** start RECORDS SHOWN **

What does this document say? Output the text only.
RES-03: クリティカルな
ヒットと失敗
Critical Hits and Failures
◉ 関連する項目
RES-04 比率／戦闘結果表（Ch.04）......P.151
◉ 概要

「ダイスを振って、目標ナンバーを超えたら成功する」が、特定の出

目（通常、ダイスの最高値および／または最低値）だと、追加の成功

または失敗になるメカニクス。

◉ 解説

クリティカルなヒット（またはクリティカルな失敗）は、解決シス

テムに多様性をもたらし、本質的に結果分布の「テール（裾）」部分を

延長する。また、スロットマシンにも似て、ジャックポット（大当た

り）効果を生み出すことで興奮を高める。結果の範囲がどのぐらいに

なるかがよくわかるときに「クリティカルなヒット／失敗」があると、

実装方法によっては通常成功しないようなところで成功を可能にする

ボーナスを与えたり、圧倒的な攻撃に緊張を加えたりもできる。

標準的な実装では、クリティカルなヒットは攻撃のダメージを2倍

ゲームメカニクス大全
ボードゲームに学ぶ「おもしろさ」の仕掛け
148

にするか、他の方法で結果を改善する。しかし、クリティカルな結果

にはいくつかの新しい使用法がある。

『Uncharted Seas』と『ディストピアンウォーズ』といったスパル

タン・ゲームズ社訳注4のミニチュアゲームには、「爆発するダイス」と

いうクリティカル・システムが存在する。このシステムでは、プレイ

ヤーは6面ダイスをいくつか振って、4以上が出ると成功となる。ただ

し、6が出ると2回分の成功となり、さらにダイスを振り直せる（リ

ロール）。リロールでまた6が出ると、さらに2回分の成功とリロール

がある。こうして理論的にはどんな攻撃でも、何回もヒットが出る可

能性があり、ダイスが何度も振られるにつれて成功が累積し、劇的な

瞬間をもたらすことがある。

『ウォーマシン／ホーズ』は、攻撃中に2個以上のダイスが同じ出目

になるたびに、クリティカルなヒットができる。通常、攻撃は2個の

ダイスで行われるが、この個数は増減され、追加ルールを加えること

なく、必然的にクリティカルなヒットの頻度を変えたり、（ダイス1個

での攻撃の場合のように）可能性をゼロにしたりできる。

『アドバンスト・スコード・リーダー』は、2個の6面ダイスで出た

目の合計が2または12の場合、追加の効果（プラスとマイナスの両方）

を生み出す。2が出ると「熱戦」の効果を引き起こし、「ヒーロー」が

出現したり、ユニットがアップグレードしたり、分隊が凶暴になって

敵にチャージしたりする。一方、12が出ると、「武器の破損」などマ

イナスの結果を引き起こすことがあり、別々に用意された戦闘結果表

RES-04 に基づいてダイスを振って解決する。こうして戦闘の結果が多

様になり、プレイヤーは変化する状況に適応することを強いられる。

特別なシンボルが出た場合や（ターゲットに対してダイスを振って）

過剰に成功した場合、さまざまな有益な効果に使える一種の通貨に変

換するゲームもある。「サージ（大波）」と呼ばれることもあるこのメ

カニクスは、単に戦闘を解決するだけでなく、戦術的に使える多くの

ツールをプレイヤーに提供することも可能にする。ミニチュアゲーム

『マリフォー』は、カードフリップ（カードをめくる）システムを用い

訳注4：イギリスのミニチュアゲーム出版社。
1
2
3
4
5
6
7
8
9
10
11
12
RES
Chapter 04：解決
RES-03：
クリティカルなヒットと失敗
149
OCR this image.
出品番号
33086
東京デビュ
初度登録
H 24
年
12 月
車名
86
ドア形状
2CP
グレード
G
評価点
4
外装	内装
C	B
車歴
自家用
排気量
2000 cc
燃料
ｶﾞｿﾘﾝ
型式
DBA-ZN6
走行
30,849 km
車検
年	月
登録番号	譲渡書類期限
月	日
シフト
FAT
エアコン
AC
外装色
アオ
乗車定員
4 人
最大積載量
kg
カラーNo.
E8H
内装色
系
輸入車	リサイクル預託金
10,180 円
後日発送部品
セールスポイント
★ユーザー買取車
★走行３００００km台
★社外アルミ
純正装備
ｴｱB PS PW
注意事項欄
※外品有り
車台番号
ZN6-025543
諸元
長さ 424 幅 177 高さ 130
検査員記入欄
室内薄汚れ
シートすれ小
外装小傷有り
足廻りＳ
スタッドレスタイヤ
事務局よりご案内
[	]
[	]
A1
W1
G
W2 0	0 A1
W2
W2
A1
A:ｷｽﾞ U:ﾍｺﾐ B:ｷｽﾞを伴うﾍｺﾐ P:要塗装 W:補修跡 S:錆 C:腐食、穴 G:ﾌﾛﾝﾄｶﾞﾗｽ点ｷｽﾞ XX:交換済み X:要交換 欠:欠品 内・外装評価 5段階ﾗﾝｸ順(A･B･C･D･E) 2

** end RECORDS SHOWN **

EXERCISE DETAILS: Copy every line that contains the string "this".

PROBLEM SOLUTION:
What does this document say? Output the text only.
OCR this image.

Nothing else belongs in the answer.